- _What the task requires_: Gather up the lines that contain "也不由公司回购其直接或者间接持有的公司首次公开发行股票前已发行的股份".

[Data extracted from a collection]
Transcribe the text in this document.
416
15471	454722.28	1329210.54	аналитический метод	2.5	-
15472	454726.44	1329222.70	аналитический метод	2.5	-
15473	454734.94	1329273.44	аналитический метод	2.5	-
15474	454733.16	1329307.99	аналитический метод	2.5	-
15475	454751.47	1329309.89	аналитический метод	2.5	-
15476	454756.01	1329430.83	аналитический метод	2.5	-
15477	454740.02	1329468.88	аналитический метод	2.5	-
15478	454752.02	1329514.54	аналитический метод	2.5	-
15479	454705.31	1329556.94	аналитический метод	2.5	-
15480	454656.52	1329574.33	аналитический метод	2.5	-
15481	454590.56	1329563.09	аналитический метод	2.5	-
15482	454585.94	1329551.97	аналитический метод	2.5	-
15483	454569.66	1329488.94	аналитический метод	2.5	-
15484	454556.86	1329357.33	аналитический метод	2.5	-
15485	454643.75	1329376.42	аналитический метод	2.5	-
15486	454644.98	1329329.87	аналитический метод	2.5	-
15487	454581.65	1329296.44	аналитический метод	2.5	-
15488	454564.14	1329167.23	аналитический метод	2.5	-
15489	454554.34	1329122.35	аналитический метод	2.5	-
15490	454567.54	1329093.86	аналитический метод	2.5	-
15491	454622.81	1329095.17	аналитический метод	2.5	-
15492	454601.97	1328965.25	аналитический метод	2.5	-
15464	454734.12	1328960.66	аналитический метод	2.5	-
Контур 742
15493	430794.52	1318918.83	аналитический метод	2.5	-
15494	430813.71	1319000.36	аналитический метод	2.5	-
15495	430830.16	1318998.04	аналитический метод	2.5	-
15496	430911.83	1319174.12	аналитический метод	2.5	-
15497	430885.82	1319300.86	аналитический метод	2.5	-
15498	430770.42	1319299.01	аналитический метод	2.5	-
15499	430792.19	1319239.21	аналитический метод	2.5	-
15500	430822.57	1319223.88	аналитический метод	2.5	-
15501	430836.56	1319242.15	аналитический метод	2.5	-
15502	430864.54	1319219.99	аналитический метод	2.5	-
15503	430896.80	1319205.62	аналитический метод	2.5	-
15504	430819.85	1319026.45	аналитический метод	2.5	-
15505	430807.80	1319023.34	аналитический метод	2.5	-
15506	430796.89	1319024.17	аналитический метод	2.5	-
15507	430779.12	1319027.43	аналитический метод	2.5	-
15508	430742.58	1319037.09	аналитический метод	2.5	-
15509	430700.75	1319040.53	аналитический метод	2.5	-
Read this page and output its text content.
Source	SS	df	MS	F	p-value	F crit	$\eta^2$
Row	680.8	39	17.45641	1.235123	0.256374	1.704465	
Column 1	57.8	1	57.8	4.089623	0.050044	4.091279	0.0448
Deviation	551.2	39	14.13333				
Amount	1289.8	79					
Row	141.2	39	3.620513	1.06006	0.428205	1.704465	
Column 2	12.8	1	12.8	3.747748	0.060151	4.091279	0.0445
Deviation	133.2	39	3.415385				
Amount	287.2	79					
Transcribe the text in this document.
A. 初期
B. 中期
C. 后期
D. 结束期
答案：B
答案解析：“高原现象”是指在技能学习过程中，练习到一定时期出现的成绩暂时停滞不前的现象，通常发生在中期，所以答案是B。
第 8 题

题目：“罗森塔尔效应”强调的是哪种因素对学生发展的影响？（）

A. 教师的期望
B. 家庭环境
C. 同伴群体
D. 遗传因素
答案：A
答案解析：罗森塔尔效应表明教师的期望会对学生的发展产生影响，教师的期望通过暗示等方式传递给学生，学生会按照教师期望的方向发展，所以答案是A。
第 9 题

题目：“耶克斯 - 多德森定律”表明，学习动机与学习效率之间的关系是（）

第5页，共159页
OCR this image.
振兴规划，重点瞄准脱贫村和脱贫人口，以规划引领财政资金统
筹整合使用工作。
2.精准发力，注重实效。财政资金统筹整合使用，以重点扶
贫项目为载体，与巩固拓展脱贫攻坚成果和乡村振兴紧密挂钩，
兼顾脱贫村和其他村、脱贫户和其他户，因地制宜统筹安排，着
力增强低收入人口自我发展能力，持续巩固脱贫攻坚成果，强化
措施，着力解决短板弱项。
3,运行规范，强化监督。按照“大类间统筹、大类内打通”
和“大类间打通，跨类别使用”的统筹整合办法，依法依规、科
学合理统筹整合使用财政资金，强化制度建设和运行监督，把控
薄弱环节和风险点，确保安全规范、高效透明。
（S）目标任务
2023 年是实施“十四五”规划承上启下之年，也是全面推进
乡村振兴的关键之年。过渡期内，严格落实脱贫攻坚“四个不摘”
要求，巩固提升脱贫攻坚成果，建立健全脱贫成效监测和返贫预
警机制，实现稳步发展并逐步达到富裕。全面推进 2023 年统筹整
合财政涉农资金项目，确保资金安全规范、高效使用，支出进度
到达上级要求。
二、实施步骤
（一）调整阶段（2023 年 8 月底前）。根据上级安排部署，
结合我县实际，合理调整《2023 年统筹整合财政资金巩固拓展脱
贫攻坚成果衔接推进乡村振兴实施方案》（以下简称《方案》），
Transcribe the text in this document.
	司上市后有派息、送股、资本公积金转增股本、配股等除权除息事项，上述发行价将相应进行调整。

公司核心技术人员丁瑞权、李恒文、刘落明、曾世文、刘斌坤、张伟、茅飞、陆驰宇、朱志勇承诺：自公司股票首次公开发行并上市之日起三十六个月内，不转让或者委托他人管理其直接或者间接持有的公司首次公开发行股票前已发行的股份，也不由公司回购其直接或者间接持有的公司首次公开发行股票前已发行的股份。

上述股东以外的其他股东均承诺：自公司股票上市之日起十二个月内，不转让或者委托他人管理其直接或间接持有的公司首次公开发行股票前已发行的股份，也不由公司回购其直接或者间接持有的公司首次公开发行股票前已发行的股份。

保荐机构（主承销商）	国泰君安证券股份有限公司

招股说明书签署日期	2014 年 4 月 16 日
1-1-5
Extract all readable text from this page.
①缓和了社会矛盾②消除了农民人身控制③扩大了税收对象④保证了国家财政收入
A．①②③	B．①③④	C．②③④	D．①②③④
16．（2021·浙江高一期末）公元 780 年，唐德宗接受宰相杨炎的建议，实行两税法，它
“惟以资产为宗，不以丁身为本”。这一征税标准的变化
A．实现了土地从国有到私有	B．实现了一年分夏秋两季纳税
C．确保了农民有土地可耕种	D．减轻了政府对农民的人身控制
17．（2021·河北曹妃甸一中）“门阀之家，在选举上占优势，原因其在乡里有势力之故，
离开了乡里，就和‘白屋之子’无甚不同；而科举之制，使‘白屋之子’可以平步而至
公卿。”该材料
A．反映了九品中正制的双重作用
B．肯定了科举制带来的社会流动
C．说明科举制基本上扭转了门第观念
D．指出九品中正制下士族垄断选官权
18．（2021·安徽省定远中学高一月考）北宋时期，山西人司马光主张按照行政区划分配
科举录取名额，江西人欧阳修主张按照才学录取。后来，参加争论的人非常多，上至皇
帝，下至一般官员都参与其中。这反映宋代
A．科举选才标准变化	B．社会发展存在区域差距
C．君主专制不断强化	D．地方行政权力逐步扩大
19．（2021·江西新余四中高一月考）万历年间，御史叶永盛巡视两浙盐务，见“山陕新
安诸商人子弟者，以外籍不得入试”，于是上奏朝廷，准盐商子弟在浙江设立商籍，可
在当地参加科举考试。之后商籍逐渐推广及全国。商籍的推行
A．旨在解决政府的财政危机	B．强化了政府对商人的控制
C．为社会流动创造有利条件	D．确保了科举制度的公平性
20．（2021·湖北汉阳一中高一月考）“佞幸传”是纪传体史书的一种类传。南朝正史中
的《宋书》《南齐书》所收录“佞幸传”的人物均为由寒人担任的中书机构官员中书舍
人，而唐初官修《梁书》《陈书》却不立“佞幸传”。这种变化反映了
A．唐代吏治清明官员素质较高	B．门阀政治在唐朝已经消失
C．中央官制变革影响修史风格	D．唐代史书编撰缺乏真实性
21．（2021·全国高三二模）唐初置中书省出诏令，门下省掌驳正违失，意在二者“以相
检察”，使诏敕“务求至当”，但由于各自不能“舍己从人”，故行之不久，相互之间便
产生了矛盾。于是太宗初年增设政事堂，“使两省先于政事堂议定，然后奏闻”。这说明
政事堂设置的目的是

- _Finished answer_:
公司核心技术人员丁瑞权、李恒文、刘落明、曾世文、刘斌坤、张伟、茅飞、陆驰宇、朱志勇承诺：自公司股票首次公开发行并上市之日起三十六个月内，不转让或者委托他人管理其直接或者间接持有的公司首次公开发行股票前已发行的股份，也不由公司回购其直接或者间接持有的公司首次公开发行股票前已发行的股份。
上述股东以外的其他股东均承诺：自公司股票上市之日起十二个月内，不转让或者委托他人管理其直接或间接持有的公司首次公开发行股票前已发行的股份，也不由公司回购其直接或者间接持有的公司首次公开发行股票前已发行的股份。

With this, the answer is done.